Brief -
Set down each line of the material that follows, exactly, with no pictures.

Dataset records
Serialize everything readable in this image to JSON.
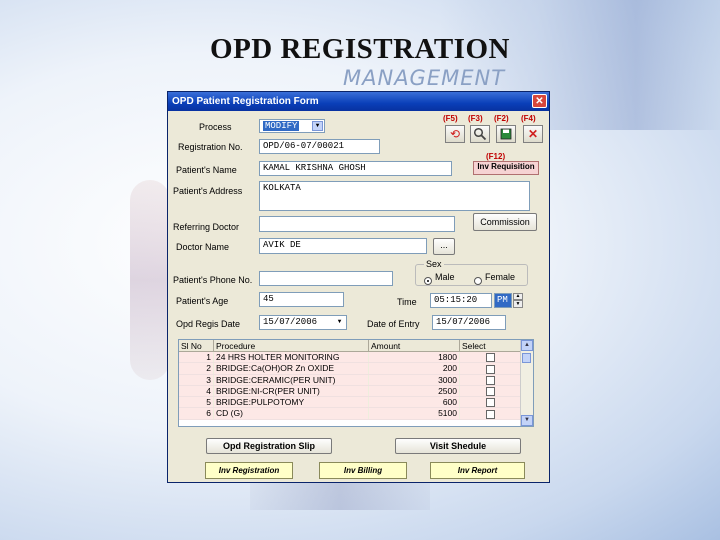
{
  "slide": {
    "title": "OPD REGISTRATION",
    "subtitle": "MANAGEMENT"
  },
  "window": {
    "title": "OPD Patient Registration Form",
    "close": "✕"
  },
  "form": {
    "process_label": "Process",
    "process_value": "MODIFY",
    "reg_no_label": "Registration No.",
    "reg_no_value": "OPD/06-07/00021",
    "patient_name_label": "Patient's Name",
    "patient_name_value": "KAMAL KRISHNA GHOSH",
    "address_label": "Patient's Address",
    "address_value": "KOLKATA",
    "referring_doctor_label": "Referring Doctor",
    "referring_doctor_value": "",
    "doctor_name_label": "Doctor Name",
    "doctor_name_value": "AVIK DE",
    "phone_label": "Patient's Phone No.",
    "phone_value": "",
    "age_label": "Patient's Age",
    "age_value": "45",
    "reg_date_label": "Opd Regis Date",
    "reg_date_value": "15/07/2006",
    "time_label": "Time",
    "time_value": "05:15:20",
    "ampm_value": "PM",
    "entry_date_label": "Date of Entry",
    "entry_date_value": "15/07/2006",
    "sex_label": "Sex",
    "male_label": "Male",
    "female_label": "Female",
    "commission_label": "Commission",
    "ellipsis": "...",
    "inv_requisition_short": "Inv Requisition"
  },
  "toolbar": {
    "fkeys": [
      "(F5)",
      "(F3)",
      "(F2)",
      "(F4)"
    ],
    "f12": "(F12)",
    "icons": [
      "refresh-icon",
      "search-icon",
      "save-icon",
      "delete-icon"
    ]
  },
  "grid": {
    "headers": [
      "Sl No",
      "Procedure",
      "Amount",
      "Select"
    ],
    "rows": [
      {
        "sl": "1",
        "procedure": "24 HRS HOLTER MONITORING",
        "amount": "1800"
      },
      {
        "sl": "2",
        "procedure": "BRIDGE:Ca(OH)OR Zn OXIDE",
        "amount": "200"
      },
      {
        "sl": "3",
        "procedure": "BRIDGE:CERAMIC(PER UNIT)",
        "amount": "3000"
      },
      {
        "sl": "4",
        "procedure": "BRIDGE:NI-CR(PER UNIT)",
        "amount": "2500"
      },
      {
        "sl": "5",
        "procedure": "BRIDGE:PULPOTOMY",
        "amount": "600"
      },
      {
        "sl": "6",
        "procedure": "CD (G)",
        "amount": "5100"
      }
    ]
  },
  "buttons": {
    "opd_slip": "Opd Registration Slip",
    "visit_schedule": "Visit Shedule",
    "inv_registration": "Inv Registration",
    "inv_billing": "Inv Billing",
    "inv_report": "Inv Report"
  }
}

Reply to the task -
Serialize everything readable in this image to JSON.
{
  "slide": {
    "title": "OPD REGISTRATION",
    "subtitle": "MANAGEMENT"
  },
  "window": {
    "title": "OPD Patient Registration Form",
    "close": "✕"
  },
  "form": {
    "process_label": "Process",
    "process_value": "MODIFY",
    "reg_no_label": "Registration No.",
    "reg_no_value": "OPD/06-07/00021",
    "patient_name_label": "Patient's Name",
    "patient_name_value": "KAMAL KRISHNA GHOSH",
    "address_label": "Patient's Address",
    "address_value": "KOLKATA",
    "referring_doctor_label": "Referring Doctor",
    "referring_doctor_value": "",
    "doctor_name_label": "Doctor Name",
    "doctor_name_value": "AVIK DE",
    "phone_label": "Patient's Phone No.",
    "phone_value": "",
    "age_label": "Patient's Age",
    "age_value": "45",
    "reg_date_label": "Opd Regis Date",
    "reg_date_value": "15/07/2006",
    "time_label": "Time",
    "time_value": "05:15:20",
    "ampm_value": "PM",
    "entry_date_label": "Date of Entry",
    "entry_date_value": "15/07/2006",
    "sex_label": "Sex",
    "male_label": "Male",
    "female_label": "Female",
    "commission_label": "Commission",
    "ellipsis": "...",
    "inv_requisition_short": "Inv Requisition"
  },
  "toolbar": {
    "fkeys": [
      "(F5)",
      "(F3)",
      "(F2)",
      "(F4)"
    ],
    "f12": "(F12)",
    "icons": [
      "refresh-icon",
      "search-icon",
      "save-icon",
      "delete-icon"
    ]
  },
  "grid": {
    "headers": [
      "Sl No",
      "Procedure",
      "Amount",
      "Select"
    ],
    "rows": [
      {
        "sl": "1",
        "procedure": "24 HRS HOLTER MONITORING",
        "amount": "1800"
      },
      {
        "sl": "2",
        "procedure": "BRIDGE:Ca(OH)OR Zn OXIDE",
        "amount": "200"
      },
      {
        "sl": "3",
        "procedure": "BRIDGE:CERAMIC(PER UNIT)",
        "amount": "3000"
      },
      {
        "sl": "4",
        "procedure": "BRIDGE:NI-CR(PER UNIT)",
        "amount": "2500"
      },
      {
        "sl": "5",
        "procedure": "BRIDGE:PULPOTOMY",
        "amount": "600"
      },
      {
        "sl": "6",
        "procedure": "CD (G)",
        "amount": "5100"
      }
    ]
  },
  "buttons": {
    "opd_slip": "Opd Registration Slip",
    "visit_schedule": "Visit Shedule",
    "inv_registration": "Inv Registration",
    "inv_billing": "Inv Billing",
    "inv_report": "Inv Report"
  }
}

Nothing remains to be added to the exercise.